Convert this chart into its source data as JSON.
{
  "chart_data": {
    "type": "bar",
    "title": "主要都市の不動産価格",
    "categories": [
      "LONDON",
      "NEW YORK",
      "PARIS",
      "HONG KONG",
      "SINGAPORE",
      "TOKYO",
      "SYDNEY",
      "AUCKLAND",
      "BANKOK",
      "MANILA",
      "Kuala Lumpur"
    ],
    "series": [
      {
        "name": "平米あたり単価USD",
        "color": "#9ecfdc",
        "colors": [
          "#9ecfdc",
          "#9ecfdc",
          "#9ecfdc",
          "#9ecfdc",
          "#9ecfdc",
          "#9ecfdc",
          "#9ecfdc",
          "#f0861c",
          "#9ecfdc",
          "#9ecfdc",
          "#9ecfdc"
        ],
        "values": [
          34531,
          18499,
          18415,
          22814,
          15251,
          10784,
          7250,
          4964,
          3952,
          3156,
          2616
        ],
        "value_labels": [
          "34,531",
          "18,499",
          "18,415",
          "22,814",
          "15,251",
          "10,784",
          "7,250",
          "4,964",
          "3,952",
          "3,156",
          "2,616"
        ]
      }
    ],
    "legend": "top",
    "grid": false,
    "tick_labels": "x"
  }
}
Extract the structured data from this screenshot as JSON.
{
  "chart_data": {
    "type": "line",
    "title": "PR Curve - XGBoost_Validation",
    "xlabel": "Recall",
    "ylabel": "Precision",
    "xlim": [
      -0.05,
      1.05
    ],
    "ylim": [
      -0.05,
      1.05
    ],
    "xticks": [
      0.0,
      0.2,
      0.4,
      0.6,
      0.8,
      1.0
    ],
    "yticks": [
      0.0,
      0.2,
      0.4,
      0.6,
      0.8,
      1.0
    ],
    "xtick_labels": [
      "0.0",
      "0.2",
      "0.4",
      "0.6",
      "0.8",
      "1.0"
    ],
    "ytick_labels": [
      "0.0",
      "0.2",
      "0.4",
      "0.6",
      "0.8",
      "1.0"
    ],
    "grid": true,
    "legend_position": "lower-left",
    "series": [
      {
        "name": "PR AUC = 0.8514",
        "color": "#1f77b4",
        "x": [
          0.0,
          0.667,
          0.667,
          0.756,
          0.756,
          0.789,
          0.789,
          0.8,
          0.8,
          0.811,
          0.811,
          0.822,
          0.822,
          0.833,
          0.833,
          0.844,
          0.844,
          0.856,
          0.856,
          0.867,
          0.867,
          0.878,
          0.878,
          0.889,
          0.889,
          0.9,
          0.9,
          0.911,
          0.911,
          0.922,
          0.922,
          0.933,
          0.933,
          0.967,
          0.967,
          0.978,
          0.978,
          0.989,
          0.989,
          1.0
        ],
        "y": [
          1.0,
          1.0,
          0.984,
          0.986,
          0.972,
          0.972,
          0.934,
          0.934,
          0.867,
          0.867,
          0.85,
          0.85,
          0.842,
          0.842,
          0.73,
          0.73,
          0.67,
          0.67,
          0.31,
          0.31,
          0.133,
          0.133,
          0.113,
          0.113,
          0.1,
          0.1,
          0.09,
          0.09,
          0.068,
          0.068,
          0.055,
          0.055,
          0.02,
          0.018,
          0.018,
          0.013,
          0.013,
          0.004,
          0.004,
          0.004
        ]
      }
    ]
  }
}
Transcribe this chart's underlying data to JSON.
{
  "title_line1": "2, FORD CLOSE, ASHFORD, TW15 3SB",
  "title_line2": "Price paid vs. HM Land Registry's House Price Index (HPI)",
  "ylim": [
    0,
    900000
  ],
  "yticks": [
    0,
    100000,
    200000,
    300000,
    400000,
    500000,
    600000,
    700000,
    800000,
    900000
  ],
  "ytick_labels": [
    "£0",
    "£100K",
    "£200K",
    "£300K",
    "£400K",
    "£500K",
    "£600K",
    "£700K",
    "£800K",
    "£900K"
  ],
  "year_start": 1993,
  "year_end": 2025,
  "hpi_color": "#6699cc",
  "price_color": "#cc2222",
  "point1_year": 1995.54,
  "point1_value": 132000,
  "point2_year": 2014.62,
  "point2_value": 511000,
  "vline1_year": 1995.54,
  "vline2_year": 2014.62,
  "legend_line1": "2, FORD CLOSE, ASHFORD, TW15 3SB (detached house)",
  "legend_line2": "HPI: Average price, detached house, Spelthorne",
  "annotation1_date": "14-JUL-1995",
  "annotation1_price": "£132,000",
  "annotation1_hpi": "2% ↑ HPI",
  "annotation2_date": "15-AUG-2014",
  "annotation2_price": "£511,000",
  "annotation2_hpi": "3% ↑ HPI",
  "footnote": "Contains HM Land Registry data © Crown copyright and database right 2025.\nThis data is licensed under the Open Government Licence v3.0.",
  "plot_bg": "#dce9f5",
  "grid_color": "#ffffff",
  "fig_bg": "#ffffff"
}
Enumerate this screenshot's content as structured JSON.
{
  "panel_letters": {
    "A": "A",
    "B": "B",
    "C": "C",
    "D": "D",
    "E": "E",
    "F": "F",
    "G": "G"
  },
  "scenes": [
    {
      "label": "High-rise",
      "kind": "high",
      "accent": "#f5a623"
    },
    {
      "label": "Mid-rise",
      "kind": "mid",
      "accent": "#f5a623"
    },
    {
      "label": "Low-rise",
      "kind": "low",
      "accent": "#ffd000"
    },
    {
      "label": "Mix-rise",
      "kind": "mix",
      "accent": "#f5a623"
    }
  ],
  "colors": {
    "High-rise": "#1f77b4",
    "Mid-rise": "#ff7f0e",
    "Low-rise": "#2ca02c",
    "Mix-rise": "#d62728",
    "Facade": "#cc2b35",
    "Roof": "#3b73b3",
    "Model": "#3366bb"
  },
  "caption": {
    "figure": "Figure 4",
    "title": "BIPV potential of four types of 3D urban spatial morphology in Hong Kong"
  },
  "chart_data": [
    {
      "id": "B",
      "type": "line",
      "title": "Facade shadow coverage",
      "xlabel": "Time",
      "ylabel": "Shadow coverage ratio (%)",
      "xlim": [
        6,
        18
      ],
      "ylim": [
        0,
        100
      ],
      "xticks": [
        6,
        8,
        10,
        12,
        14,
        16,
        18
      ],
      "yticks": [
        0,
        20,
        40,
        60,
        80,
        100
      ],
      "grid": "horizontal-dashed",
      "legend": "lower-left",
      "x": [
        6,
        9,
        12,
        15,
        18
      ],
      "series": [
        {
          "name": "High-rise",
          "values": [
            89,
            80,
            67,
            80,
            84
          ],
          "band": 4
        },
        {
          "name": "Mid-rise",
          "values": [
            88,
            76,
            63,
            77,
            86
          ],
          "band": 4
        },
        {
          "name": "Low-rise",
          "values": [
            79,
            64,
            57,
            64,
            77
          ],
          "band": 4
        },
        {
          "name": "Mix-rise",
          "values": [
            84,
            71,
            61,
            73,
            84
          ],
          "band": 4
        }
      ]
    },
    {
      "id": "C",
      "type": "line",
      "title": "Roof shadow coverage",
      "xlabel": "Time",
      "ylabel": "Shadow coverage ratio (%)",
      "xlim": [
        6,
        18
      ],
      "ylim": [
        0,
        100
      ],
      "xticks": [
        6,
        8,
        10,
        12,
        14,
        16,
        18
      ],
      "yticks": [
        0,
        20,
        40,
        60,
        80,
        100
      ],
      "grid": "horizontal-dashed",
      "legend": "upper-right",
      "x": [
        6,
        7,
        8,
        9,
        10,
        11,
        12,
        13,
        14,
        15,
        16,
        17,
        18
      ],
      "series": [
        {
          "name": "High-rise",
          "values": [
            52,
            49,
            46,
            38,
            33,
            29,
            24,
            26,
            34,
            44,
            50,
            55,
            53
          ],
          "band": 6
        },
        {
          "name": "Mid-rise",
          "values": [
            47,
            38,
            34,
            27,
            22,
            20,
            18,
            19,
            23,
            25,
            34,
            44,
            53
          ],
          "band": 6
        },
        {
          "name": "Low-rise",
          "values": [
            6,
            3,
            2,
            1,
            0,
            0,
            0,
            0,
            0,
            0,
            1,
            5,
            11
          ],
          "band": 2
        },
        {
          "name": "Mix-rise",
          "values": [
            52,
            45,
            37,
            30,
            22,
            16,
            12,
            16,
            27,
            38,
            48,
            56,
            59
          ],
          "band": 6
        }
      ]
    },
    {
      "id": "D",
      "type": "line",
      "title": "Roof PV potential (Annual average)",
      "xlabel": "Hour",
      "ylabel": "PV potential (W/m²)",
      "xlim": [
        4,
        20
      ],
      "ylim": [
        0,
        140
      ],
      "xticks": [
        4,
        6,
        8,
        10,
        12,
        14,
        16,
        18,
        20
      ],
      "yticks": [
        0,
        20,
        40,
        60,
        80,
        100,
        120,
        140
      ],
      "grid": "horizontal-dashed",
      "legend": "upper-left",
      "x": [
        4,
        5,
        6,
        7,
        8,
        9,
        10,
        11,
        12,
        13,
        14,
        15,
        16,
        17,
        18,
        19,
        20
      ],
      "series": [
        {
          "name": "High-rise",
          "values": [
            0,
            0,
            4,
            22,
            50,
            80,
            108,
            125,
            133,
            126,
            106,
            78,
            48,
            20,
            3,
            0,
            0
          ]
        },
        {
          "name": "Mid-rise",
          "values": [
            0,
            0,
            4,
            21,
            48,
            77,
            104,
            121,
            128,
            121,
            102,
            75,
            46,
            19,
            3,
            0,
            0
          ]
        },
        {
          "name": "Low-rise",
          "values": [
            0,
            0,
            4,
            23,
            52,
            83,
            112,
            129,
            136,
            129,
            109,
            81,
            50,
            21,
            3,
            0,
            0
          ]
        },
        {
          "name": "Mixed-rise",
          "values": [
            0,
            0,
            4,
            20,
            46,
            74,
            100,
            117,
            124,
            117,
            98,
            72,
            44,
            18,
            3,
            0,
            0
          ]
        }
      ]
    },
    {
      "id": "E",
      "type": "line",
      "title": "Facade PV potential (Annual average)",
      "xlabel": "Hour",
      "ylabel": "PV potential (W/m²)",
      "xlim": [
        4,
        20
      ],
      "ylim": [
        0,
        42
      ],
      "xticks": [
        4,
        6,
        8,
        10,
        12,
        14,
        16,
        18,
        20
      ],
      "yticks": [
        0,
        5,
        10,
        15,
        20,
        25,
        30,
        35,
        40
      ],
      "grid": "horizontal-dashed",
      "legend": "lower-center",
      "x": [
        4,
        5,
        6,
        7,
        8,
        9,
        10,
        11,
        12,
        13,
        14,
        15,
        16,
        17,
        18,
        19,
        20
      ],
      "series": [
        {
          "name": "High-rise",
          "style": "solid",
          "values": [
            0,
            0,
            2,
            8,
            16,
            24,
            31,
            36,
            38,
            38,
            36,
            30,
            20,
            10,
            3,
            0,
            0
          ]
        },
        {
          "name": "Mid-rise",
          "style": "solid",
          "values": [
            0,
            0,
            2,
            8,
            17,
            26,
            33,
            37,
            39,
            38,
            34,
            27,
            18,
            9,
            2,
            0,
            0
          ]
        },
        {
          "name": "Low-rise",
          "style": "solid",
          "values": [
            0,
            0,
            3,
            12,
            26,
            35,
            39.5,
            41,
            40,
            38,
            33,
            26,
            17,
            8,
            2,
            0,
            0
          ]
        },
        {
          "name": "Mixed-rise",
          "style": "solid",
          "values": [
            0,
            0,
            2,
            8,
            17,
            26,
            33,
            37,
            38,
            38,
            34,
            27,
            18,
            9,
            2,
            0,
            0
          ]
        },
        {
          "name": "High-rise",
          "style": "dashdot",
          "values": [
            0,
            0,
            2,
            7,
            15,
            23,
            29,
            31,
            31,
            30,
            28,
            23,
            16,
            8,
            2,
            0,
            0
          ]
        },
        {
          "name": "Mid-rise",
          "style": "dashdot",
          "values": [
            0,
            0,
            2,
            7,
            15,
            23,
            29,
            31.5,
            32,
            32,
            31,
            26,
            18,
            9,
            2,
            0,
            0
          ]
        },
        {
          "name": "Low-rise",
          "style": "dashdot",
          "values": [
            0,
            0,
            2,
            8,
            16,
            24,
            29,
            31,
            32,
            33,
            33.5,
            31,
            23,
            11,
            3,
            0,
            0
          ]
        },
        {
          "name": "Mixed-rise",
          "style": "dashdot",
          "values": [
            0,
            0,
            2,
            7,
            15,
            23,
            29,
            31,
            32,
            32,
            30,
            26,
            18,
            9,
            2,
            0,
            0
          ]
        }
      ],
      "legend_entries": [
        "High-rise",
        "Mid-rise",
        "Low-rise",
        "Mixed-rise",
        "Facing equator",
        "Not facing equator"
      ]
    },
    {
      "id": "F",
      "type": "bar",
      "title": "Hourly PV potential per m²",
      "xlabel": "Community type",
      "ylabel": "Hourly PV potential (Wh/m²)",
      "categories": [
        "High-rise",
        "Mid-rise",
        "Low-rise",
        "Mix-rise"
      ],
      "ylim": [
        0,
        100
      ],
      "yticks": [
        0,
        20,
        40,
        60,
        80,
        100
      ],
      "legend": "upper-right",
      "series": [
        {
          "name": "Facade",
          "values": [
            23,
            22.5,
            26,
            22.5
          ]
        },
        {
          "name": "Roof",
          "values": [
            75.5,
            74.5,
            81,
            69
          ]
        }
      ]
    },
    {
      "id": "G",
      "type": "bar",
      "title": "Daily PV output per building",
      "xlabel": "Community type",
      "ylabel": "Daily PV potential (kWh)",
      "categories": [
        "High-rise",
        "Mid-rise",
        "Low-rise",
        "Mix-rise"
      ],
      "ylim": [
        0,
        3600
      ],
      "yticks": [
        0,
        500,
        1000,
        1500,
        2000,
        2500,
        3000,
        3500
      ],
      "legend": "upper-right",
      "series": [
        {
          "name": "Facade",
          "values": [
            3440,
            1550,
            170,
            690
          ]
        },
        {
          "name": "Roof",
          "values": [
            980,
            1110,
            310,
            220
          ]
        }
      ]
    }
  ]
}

^^^^

* _Job_
State the number of lines in the records that include "CLOSE", and write nothing else.

* _Solution_
2